- _What you should do_: Count the lines containing "spinale". Give the number alone.

+ + + +

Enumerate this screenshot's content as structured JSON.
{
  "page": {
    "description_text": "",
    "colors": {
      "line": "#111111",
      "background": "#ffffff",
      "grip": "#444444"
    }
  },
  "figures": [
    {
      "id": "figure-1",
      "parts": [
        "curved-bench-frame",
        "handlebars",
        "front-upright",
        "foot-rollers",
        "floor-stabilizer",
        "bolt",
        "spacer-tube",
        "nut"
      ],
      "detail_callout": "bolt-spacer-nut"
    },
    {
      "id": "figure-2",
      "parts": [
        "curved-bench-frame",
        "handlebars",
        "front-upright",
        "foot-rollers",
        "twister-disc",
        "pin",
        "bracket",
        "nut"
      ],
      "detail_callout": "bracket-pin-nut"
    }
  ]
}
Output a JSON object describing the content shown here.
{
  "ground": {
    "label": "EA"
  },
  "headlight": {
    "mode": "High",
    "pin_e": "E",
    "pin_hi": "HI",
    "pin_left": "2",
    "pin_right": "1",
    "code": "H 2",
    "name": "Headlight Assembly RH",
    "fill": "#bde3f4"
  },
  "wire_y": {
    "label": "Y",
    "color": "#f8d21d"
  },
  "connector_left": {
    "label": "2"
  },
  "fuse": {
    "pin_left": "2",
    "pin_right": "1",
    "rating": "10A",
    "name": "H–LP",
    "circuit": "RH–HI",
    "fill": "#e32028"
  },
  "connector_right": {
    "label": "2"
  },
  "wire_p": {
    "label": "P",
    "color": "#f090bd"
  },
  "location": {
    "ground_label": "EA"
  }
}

+ + + +

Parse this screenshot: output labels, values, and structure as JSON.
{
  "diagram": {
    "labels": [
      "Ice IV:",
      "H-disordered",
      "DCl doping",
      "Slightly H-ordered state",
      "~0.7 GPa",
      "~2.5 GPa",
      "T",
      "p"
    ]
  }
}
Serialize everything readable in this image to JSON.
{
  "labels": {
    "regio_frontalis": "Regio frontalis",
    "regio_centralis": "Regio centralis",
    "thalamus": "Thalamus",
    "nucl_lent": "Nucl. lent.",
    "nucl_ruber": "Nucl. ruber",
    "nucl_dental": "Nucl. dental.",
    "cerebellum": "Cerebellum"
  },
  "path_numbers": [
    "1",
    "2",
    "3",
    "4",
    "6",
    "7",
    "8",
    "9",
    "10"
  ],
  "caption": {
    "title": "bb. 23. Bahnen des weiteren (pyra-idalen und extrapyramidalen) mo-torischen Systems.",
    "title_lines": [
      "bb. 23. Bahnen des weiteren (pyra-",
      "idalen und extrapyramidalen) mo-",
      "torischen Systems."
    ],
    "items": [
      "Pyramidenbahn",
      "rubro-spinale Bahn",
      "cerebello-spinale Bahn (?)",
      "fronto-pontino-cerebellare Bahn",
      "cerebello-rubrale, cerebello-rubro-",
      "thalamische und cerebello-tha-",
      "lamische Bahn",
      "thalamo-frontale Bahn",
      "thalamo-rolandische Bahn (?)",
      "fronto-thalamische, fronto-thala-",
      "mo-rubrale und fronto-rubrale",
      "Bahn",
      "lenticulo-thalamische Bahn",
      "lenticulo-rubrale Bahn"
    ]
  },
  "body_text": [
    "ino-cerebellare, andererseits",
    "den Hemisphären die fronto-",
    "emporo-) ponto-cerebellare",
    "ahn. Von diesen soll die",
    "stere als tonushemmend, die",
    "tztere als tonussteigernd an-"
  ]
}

+ + + +

- _Task output_: 2